*WHAT TO WORK ON:* Return the count of lines that hold the string "SheLoveGxcci", with no other words.

*RECORDS PROVIDED:*
# # #
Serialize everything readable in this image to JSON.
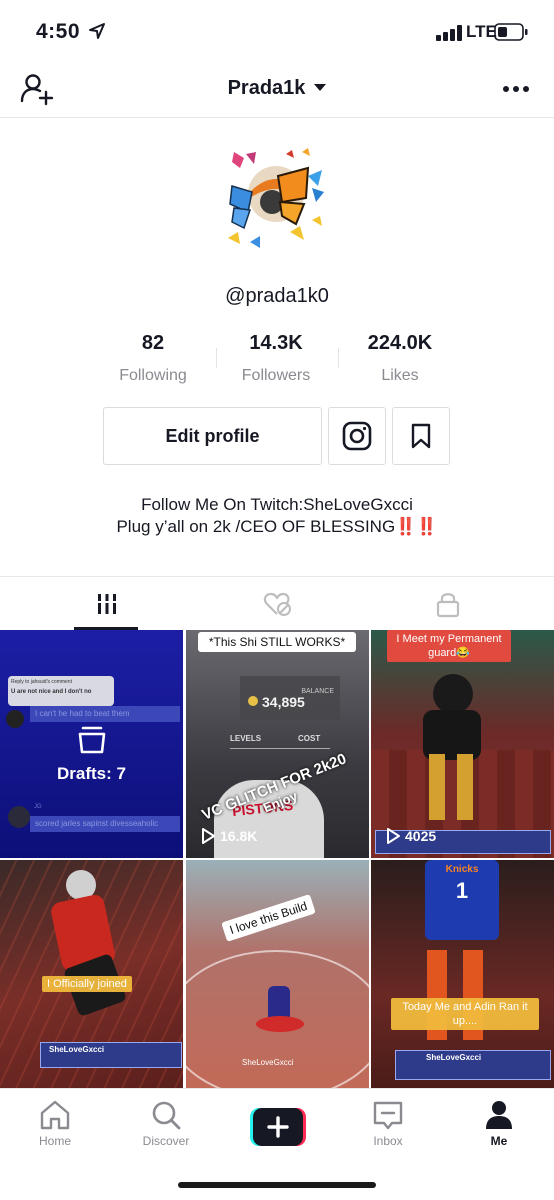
{
  "status_bar": {
    "time": "4:50",
    "network": "LTE"
  },
  "header": {
    "title": "Prada1k"
  },
  "profile": {
    "handle": "@prada1k0",
    "stats": [
      {
        "value": "82",
        "label": "Following"
      },
      {
        "value": "14.3K",
        "label": "Followers"
      },
      {
        "value": "224.0K",
        "label": "Likes"
      }
    ],
    "edit_button": "Edit profile",
    "bio_line1": "Follow Me On Twitch:SheLoveGxcci",
    "bio_line2": "Plug y’all on 2k /CEO OF BLESSING",
    "bio_emoji": "‼️‼️"
  },
  "tabs": [
    {
      "icon": "grid-icon",
      "active": true
    },
    {
      "icon": "liked-icon",
      "active": false
    },
    {
      "icon": "lock-icon",
      "active": false
    }
  ],
  "videos": [
    {
      "type": "drafts",
      "label": "Drafts: 7",
      "overlay_lines": [
        "Reply to jahsuid's comment",
        "U are not nice and I don't no",
        "I can't he had to beat them",
        "JG",
        "scored jarles sapinst divesseaholic"
      ]
    },
    {
      "caption_top": "*This Shi STILL WORKS*",
      "overlay": "VC GLITCH FOR 2k20",
      "overlay2": "Enjoy",
      "balance_label": "BALANCE",
      "balance": "34,895",
      "levels": "LEVELS",
      "cost": "COST",
      "jersey": "PISTONS",
      "views": "16.8K"
    },
    {
      "caption_top": "I Meet my Permanent guard😂",
      "views": "4025"
    },
    {
      "caption": "I Officially joined",
      "name_tag": "SheLoveGxcci"
    },
    {
      "caption_top": "I love this Build",
      "watermark": "SheLoveGxcci"
    },
    {
      "caption": "Today Me and Adin Ran it up....",
      "jersey_text": "Knicks",
      "jersey_number": "1",
      "name_tag": "SheLoveGxcci"
    }
  ],
  "bottom_nav": [
    {
      "label": "Home",
      "icon": "home-icon"
    },
    {
      "label": "Discover",
      "icon": "discover-icon"
    },
    {
      "label": "",
      "icon": "create-icon"
    },
    {
      "label": "Inbox",
      "icon": "inbox-icon"
    },
    {
      "label": "Me",
      "icon": "me-icon",
      "active": true
    }
  ],
  "colors": {
    "accent_red": "#e8243a",
    "tiktok_cyan": "#25f4ee",
    "tiktok_red": "#fe2c55"
  }
}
# # #
*TASK ANSWER:* 4